> _Given exercise_: Transcribe all of the material exactly.

Extracts from a graphics dataset
★ ★ ★
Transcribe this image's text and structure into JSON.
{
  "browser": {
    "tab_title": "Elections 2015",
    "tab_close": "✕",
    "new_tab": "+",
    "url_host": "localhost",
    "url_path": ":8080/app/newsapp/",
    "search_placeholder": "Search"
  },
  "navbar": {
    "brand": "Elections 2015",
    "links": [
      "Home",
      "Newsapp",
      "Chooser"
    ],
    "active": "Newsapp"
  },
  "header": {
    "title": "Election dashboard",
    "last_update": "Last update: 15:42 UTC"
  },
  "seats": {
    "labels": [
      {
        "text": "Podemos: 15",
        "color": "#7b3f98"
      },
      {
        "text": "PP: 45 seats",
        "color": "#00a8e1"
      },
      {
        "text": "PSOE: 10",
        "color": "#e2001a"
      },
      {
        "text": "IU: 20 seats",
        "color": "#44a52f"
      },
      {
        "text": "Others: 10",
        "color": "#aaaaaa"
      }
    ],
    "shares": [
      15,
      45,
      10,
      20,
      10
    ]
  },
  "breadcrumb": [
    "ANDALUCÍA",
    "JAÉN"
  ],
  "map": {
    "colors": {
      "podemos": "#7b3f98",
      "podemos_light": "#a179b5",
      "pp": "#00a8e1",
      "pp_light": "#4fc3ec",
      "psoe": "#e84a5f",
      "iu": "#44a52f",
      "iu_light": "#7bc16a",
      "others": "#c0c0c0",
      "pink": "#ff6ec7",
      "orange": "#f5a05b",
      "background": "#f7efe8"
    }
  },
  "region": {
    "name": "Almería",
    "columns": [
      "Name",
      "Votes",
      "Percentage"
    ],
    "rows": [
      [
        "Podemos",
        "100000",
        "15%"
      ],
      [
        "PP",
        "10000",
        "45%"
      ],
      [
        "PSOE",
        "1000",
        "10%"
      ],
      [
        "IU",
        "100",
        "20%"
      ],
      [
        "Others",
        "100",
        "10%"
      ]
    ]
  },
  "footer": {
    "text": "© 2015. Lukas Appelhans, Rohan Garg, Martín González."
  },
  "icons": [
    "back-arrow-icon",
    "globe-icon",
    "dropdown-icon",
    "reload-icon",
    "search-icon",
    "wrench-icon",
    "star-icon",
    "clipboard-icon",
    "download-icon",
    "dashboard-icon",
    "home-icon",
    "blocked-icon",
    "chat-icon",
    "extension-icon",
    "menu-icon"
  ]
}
★ ★ ★
> _Output for this exercise_:
Transcribe this image's text and structure into JSON.
{
  "browser": {
    "tab_title": "Elections 2015",
    "tab_close": "✕",
    "new_tab": "+",
    "url_host": "localhost",
    "url_path": ":8080/app/newsapp/",
    "search_placeholder": "Search"
  },
  "navbar": {
    "brand": "Elections 2015",
    "links": [
      "Home",
      "Newsapp",
      "Chooser"
    ],
    "active": "Newsapp"
  },
  "header": {
    "title": "Election dashboard",
    "last_update": "Last update: 15:42 UTC"
  },
  "seats": {
    "labels": [
      {
        "text": "Podemos: 15",
        "color": "#7b3f98"
      },
      {
        "text": "PP: 45 seats",
        "color": "#00a8e1"
      },
      {
        "text": "PSOE: 10",
        "color": "#e2001a"
      },
      {
        "text": "IU: 20 seats",
        "color": "#44a52f"
      },
      {
        "text": "Others: 10",
        "color": "#aaaaaa"
      }
    ],
    "shares": [
      15,
      45,
      10,
      20,
      10
    ]
  },
  "breadcrumb": [
    "ANDALUCÍA",
    "JAÉN"
  ],
  "map": {
    "colors": {
      "podemos": "#7b3f98",
      "podemos_light": "#a179b5",
      "pp": "#00a8e1",
      "pp_light": "#4fc3ec",
      "psoe": "#e84a5f",
      "iu": "#44a52f",
      "iu_light": "#7bc16a",
      "others": "#c0c0c0",
      "pink": "#ff6ec7",
      "orange": "#f5a05b",
      "background": "#f7efe8"
    }
  },
  "region": {
    "name": "Almería",
    "columns": [
      "Name",
      "Votes",
      "Percentage"
    ],
    "rows": [
      [
        "Podemos",
        "100000",
        "15%"
      ],
      [
        "PP",
        "10000",
        "45%"
      ],
      [
        "PSOE",
        "1000",
        "10%"
      ],
      [
        "IU",
        "100",
        "20%"
      ],
      [
        "Others",
        "100",
        "10%"
      ]
    ]
  },
  "footer": {
    "text": "© 2015. Lukas Appelhans, Rohan Garg, Martín González."
  },
  "icons": [
    "back-arrow-icon",
    "globe-icon",
    "dropdown-icon",
    "reload-icon",
    "search-icon",
    "wrench-icon",
    "star-icon",
    "clipboard-icon",
    "download-icon",
    "dashboard-icon",
    "home-icon",
    "blocked-icon",
    "chat-icon",
    "extension-icon",
    "menu-icon"
  ]
}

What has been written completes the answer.